## Objective
Scan the records below. List lines holding "title".

## Figure dataset records
_ _ _

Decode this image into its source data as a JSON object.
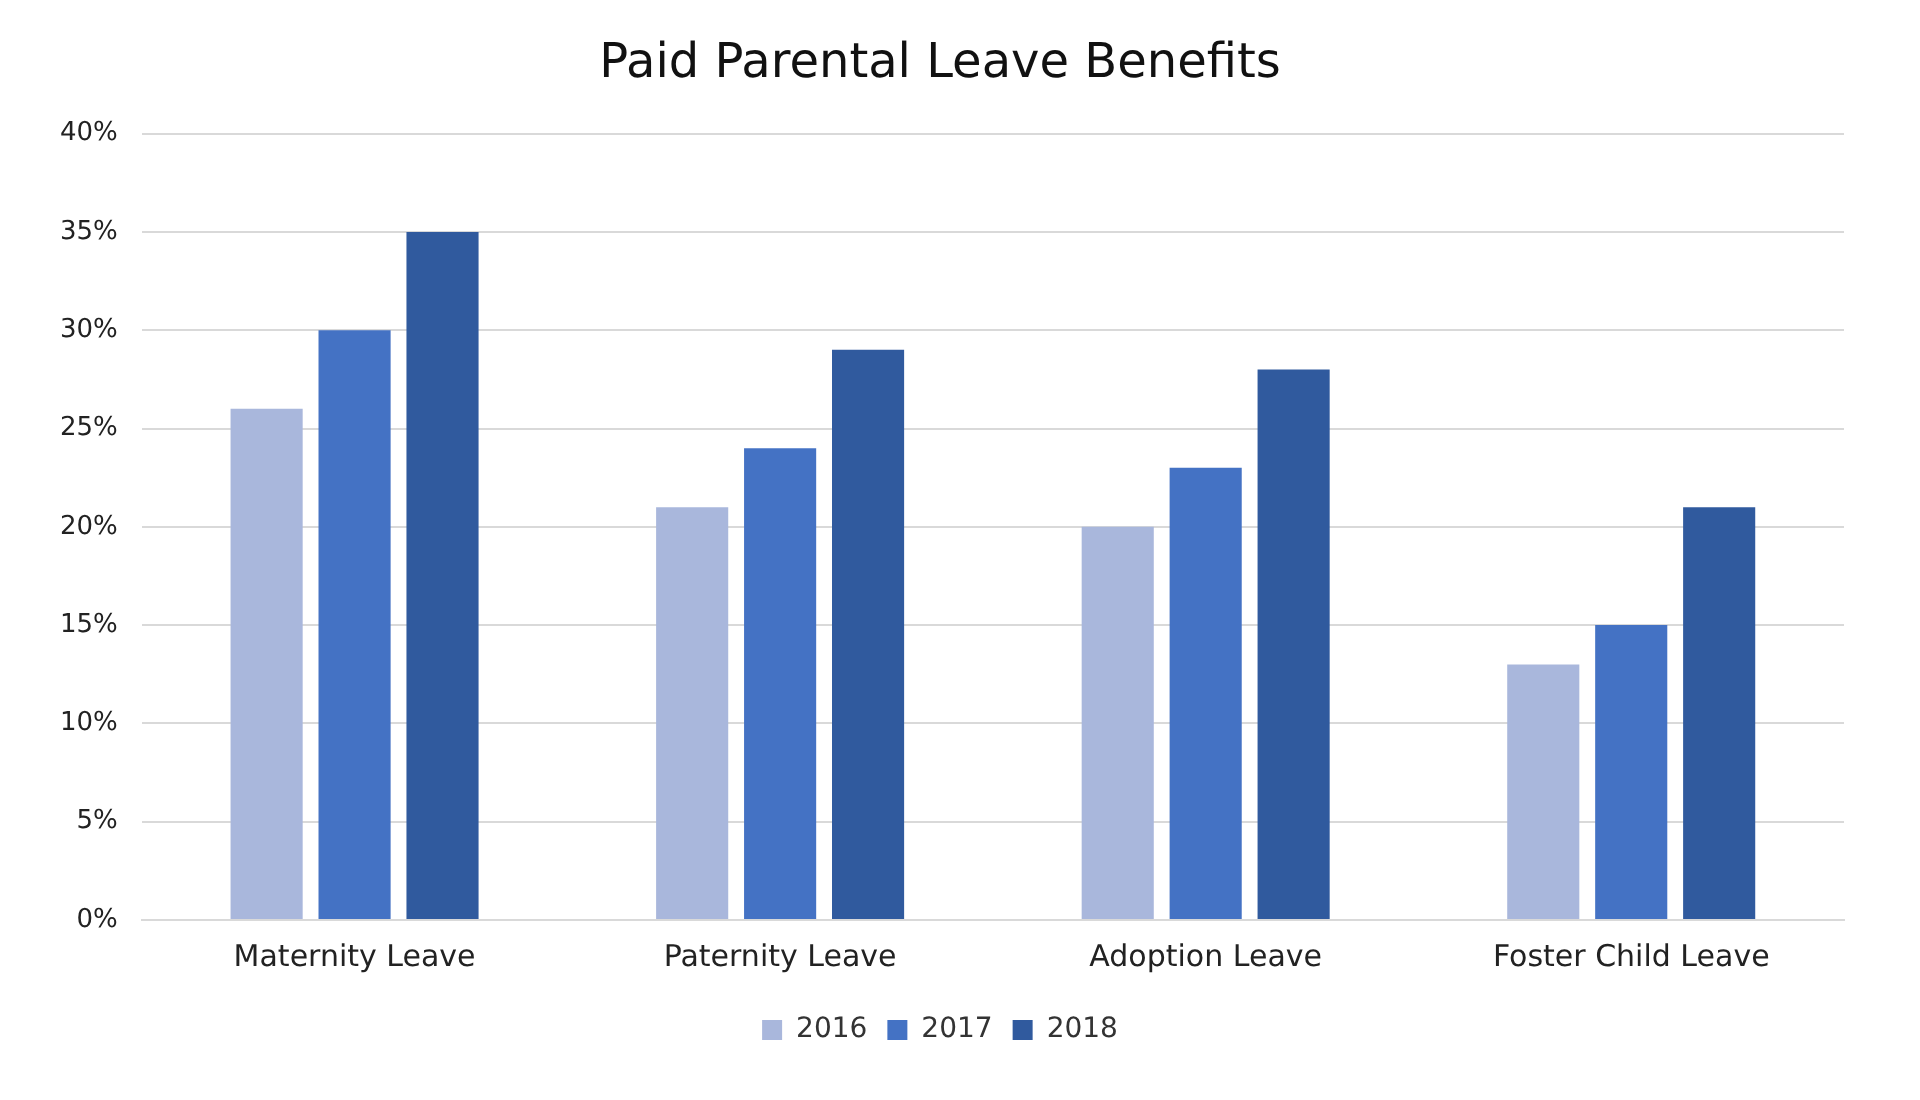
{
  "chart_data": {
    "type": "bar",
    "title": "Paid Parental Leave Benefits",
    "categories": [
      "Maternity Leave",
      "Paternity Leave",
      "Adoption Leave",
      "Foster Child Leave"
    ],
    "series": [
      {
        "name": "2016",
        "color": "#a9b7dc",
        "values": [
          26,
          21,
          20,
          13
        ]
      },
      {
        "name": "2017",
        "color": "#4472c4",
        "values": [
          30,
          24,
          23,
          15
        ]
      },
      {
        "name": "2018",
        "color": "#305a9e",
        "values": [
          35,
          29,
          28,
          21
        ]
      }
    ],
    "ylim": [
      0,
      40
    ],
    "yticks": [
      {
        "value": 0,
        "label": "0%"
      },
      {
        "value": 5,
        "label": "5%"
      },
      {
        "value": 10,
        "label": "10%"
      },
      {
        "value": 15,
        "label": "15%"
      },
      {
        "value": 20,
        "label": "20%"
      },
      {
        "value": 25,
        "label": "25%"
      },
      {
        "value": 30,
        "label": "30%"
      },
      {
        "value": 35,
        "label": "35%"
      },
      {
        "value": 40,
        "label": "40%"
      }
    ],
    "grid": "y",
    "legend": "bottom"
  }
}
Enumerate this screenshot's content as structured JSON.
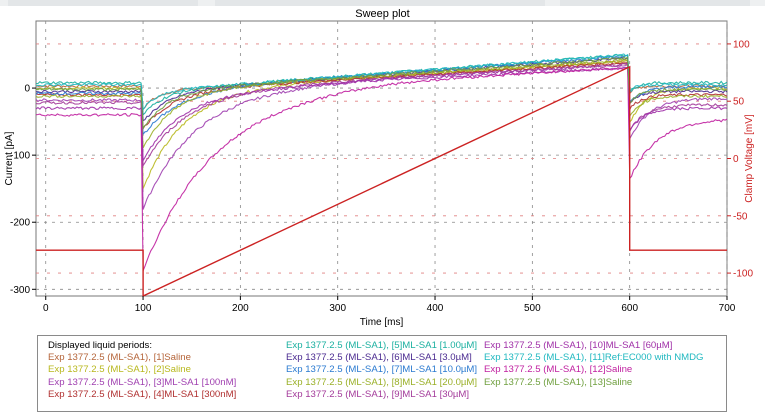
{
  "chart_data": {
    "type": "line",
    "title": "Sweep plot",
    "xlabel": "Time [ms]",
    "ylabel": "Current [pA]",
    "y2label": "Clamp Voltage [mV]",
    "xlim": [
      -10,
      700
    ],
    "ylim": [
      -310,
      100
    ],
    "y2lim": [
      -120,
      120
    ],
    "xticks": [
      "0",
      "100",
      "200",
      "300",
      "400",
      "500",
      "600",
      "700"
    ],
    "yticks": [
      "0",
      "-100",
      "-200",
      "-300"
    ],
    "y2ticks": [
      "100",
      "50",
      "0",
      "-50",
      "-100"
    ],
    "grid": true,
    "voltage_protocol": {
      "color": "#cc2222",
      "x": [
        -10,
        100,
        100,
        600,
        600,
        700
      ],
      "y": [
        -80,
        -80,
        -120,
        80,
        -80,
        -80
      ]
    },
    "series": [
      {
        "color": "#b5653a",
        "baseline": 3,
        "peak": -30,
        "tau": 15,
        "end": 40,
        "hold": 3
      },
      {
        "color": "#b8b81e",
        "baseline": 0,
        "peak": -150,
        "tau": 40,
        "end": 40,
        "hold": 0
      },
      {
        "color": "#a040b0",
        "baseline": -18,
        "peak": -175,
        "tau": 50,
        "end": 35,
        "hold": -15
      },
      {
        "color": "#b03030",
        "baseline": -10,
        "peak": -60,
        "tau": 30,
        "end": 38,
        "hold": -10
      },
      {
        "color": "#1bb0a0",
        "baseline": 8,
        "peak": -40,
        "tau": 20,
        "end": 50,
        "hold": 8
      },
      {
        "color": "#4a2a90",
        "baseline": -5,
        "peak": -50,
        "tau": 25,
        "end": 45,
        "hold": -5
      },
      {
        "color": "#2a7ad0",
        "baseline": -8,
        "peak": -70,
        "tau": 35,
        "end": 48,
        "hold": 2
      },
      {
        "color": "#9ab028",
        "baseline": -12,
        "peak": -90,
        "tau": 30,
        "end": 42,
        "hold": -12
      },
      {
        "color": "#a33a9a",
        "baseline": -22,
        "peak": -110,
        "tau": 40,
        "end": 35,
        "hold": -25
      },
      {
        "color": "#a030a8",
        "baseline": -30,
        "peak": -100,
        "tau": 35,
        "end": 30,
        "hold": -30
      },
      {
        "color": "#20b8c0",
        "baseline": 5,
        "peak": -30,
        "tau": 15,
        "end": 50,
        "hold": 5
      },
      {
        "color": "#c020a0",
        "baseline": -40,
        "peak": -260,
        "tau": 70,
        "end": 30,
        "hold": -45
      },
      {
        "color": "#70a040",
        "baseline": -2,
        "peak": -60,
        "tau": 25,
        "end": 45,
        "hold": -2
      }
    ],
    "legend": {
      "header": "Displayed liquid periods:",
      "entries": [
        {
          "label": "Exp 1377.2.5 (ML-SA1), [1]Saline",
          "color": "#b5653a"
        },
        {
          "label": "Exp 1377.2.5 (ML-SA1), [2]Saline",
          "color": "#b8b81e"
        },
        {
          "label": "Exp 1377.2.5 (ML-SA1), [3]ML-SA1 [100nM]",
          "color": "#a040b0"
        },
        {
          "label": "Exp 1377.2.5 (ML-SA1), [4]ML-SA1 [300nM]",
          "color": "#b03030"
        },
        {
          "label": "Exp 1377.2.5 (ML-SA1), [5]ML-SA1 [1.00µM]",
          "color": "#1bb0a0"
        },
        {
          "label": "Exp 1377.2.5 (ML-SA1), [6]ML-SA1 [3.0µM]",
          "color": "#4a2a90"
        },
        {
          "label": "Exp 1377.2.5 (ML-SA1), [7]ML-SA1 [10.0µM]",
          "color": "#2a7ad0"
        },
        {
          "label": "Exp 1377.2.5 (ML-SA1), [8]ML-SA1 [20.0µM]",
          "color": "#9ab028"
        },
        {
          "label": "Exp 1377.2.5 (ML-SA1), [9]ML-SA1 [30µM]",
          "color": "#a33a9a"
        },
        {
          "label": "Exp 1377.2.5 (ML-SA1), [10]ML-SA1 [60µM]",
          "color": "#a030a8"
        },
        {
          "label": "Exp 1377.2.5 (ML-SA1), [11]Ref:EC000 with NMDG",
          "color": "#20b8c0"
        },
        {
          "label": "Exp 1377.2.5 (ML-SA1), [12]Saline",
          "color": "#c020a0"
        },
        {
          "label": "Exp 1377.2.5 (ML-SA1), [13]Saline",
          "color": "#70a040"
        }
      ]
    }
  }
}
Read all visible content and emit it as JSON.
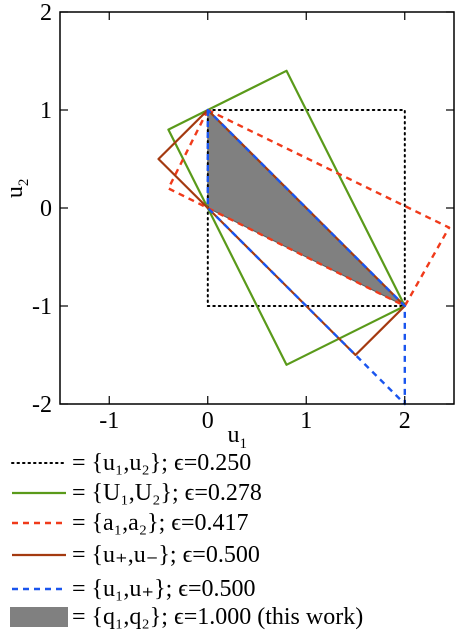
{
  "chart_data": {
    "type": "line",
    "xlabel": "u1",
    "xlabel_sub": "1",
    "xlabel_base": "u",
    "ylabel_base": "u",
    "ylabel_sub": "2",
    "xlim": [
      -1.5,
      2.5
    ],
    "ylim": [
      -2,
      2
    ],
    "x_ticks": [
      {
        "value": -1,
        "label": "-1"
      },
      {
        "value": 0,
        "label": "0"
      },
      {
        "value": 1,
        "label": "1"
      },
      {
        "value": 2,
        "label": "2"
      }
    ],
    "y_ticks": [
      {
        "value": 2,
        "label": "2"
      },
      {
        "value": 1,
        "label": "1"
      },
      {
        "value": 0,
        "label": "0"
      },
      {
        "value": -1,
        "label": "-1"
      },
      {
        "value": -2,
        "label": "-2"
      }
    ],
    "grid": false,
    "legend_position": "bottom",
    "series": [
      {
        "key": "u1u2",
        "kind": "polygon",
        "color": "#000000",
        "style": "dotted",
        "points": [
          [
            0,
            1
          ],
          [
            2,
            1
          ],
          [
            2,
            -1
          ],
          [
            0,
            -1
          ]
        ],
        "legend_text": "= {u₁,u₂}; ϵ=0.250"
      },
      {
        "key": "U1U2",
        "kind": "polygon",
        "color": "#5a9a1a",
        "style": "solid",
        "points": [
          [
            -0.4,
            0.8
          ],
          [
            0.8,
            1.4
          ],
          [
            2,
            -1
          ],
          [
            0.8,
            -1.6
          ]
        ],
        "legend_text": "= {U₁,U₂}; ϵ=0.278"
      },
      {
        "key": "a1a2",
        "kind": "polygon",
        "color": "#f03a1a",
        "style": "dashed",
        "points": [
          [
            0,
            1
          ],
          [
            2.45,
            -0.2
          ],
          [
            2,
            -1
          ],
          [
            -0.4,
            0.2
          ]
        ],
        "legend_text": "= {a₁,a₂}; ϵ=0.417"
      },
      {
        "key": "upum",
        "kind": "polygon",
        "color": "#a43a10",
        "style": "solid",
        "points": [
          [
            0,
            1
          ],
          [
            -0.5,
            0.5
          ],
          [
            0,
            0
          ],
          [
            1.5,
            -1.5
          ],
          [
            2,
            -1
          ]
        ],
        "legend_text": "= {u₊,u₋}; ϵ=0.500"
      },
      {
        "key": "u1up",
        "kind": "polygon",
        "color": "#1a55ee",
        "style": "dashed",
        "points": [
          [
            0,
            1
          ],
          [
            0,
            0
          ],
          [
            2,
            -2
          ],
          [
            2,
            -1
          ]
        ],
        "legend_text": "= {u₁,u₊}; ϵ=0.500"
      },
      {
        "key": "q1q2",
        "kind": "filled",
        "color": "#808080",
        "style": "fill",
        "points": [
          [
            0,
            1
          ],
          [
            2,
            -1
          ],
          [
            0,
            0
          ]
        ],
        "legend_text": "= {q₁,q₂}; ϵ=1.000 (this work)"
      }
    ]
  }
}
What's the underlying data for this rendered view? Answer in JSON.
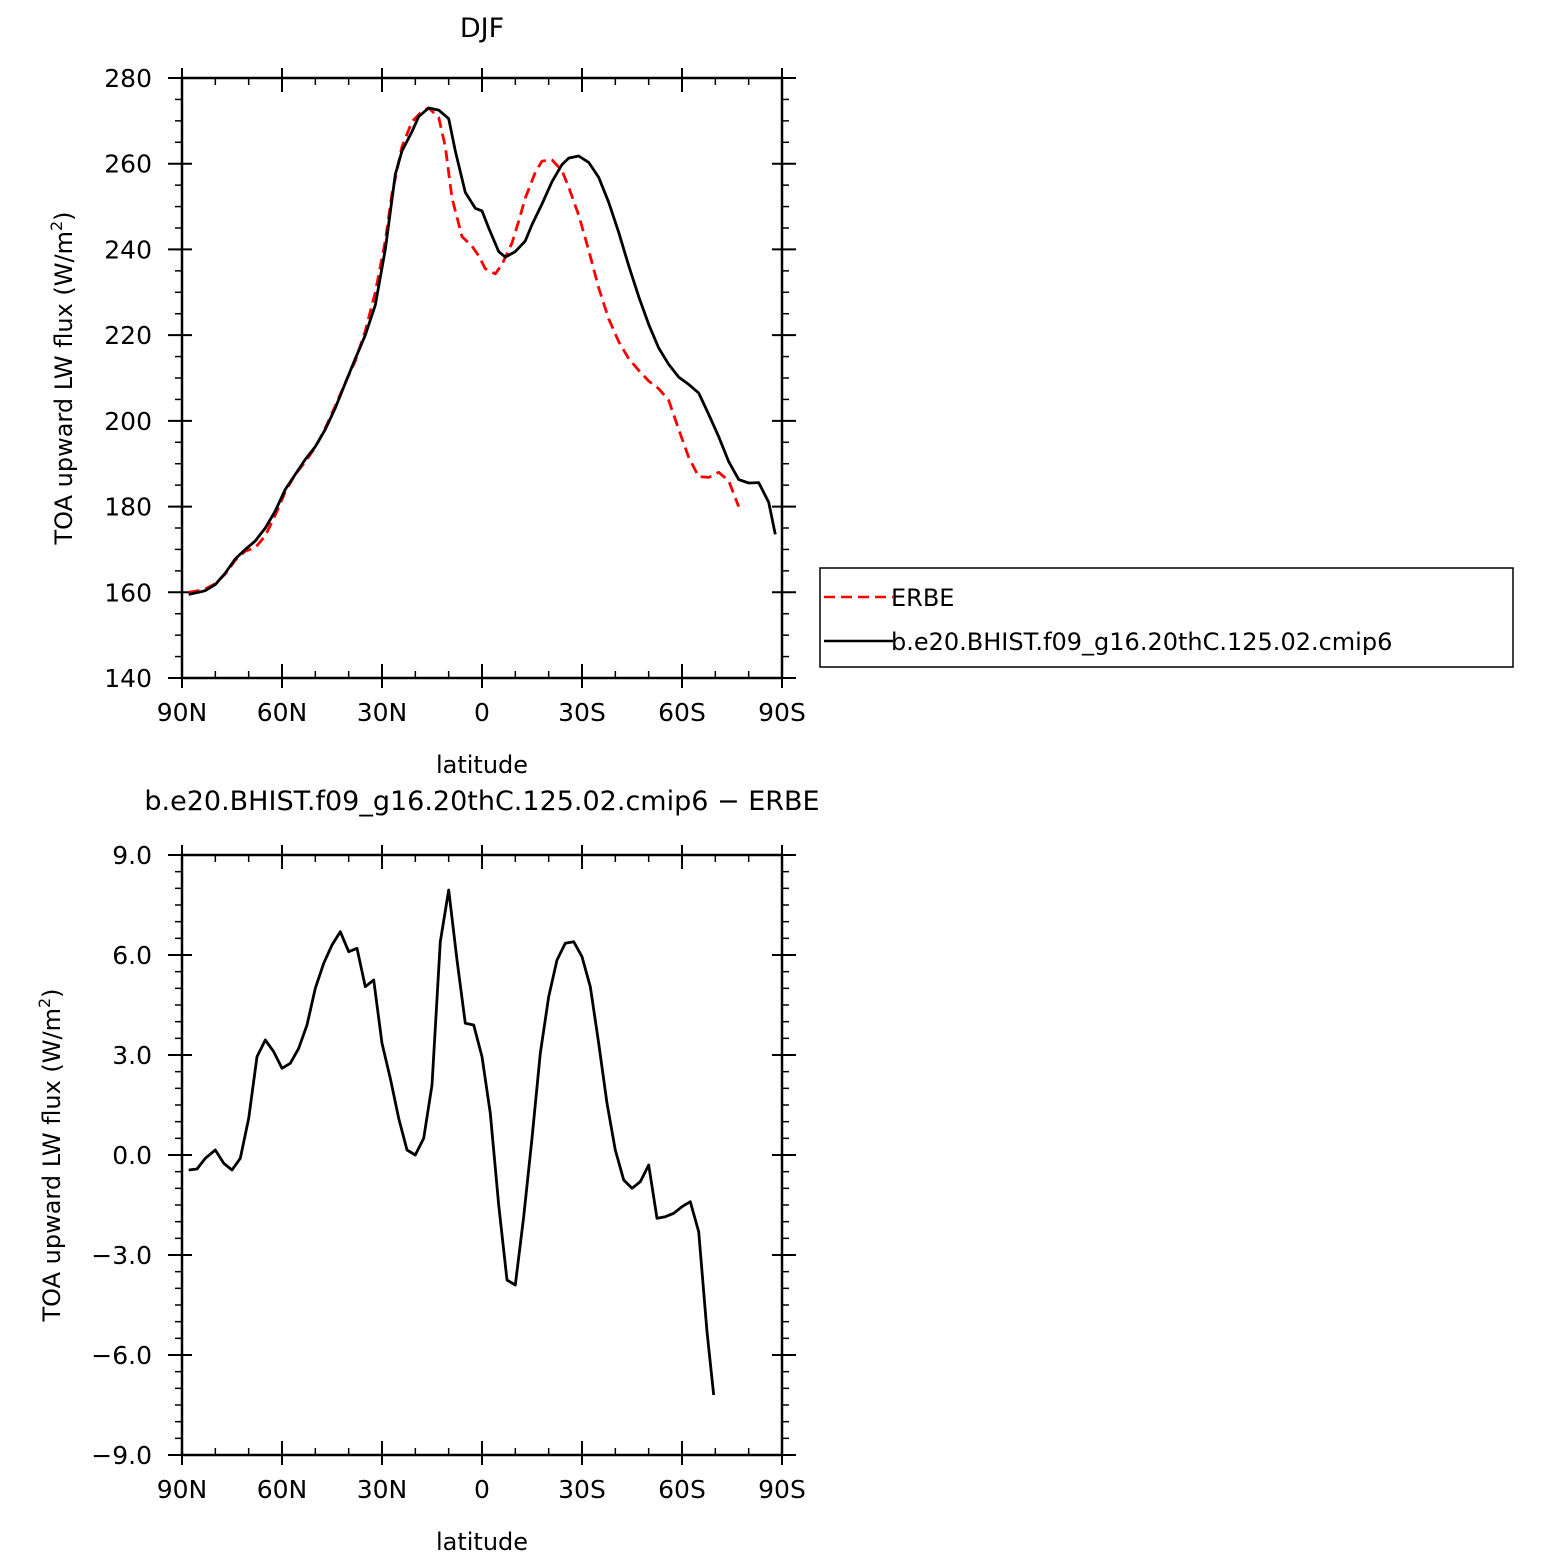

_ _ _

## Reply
    "title": "Paid Parental Leave Benefits",
    "title": "Sweep plot",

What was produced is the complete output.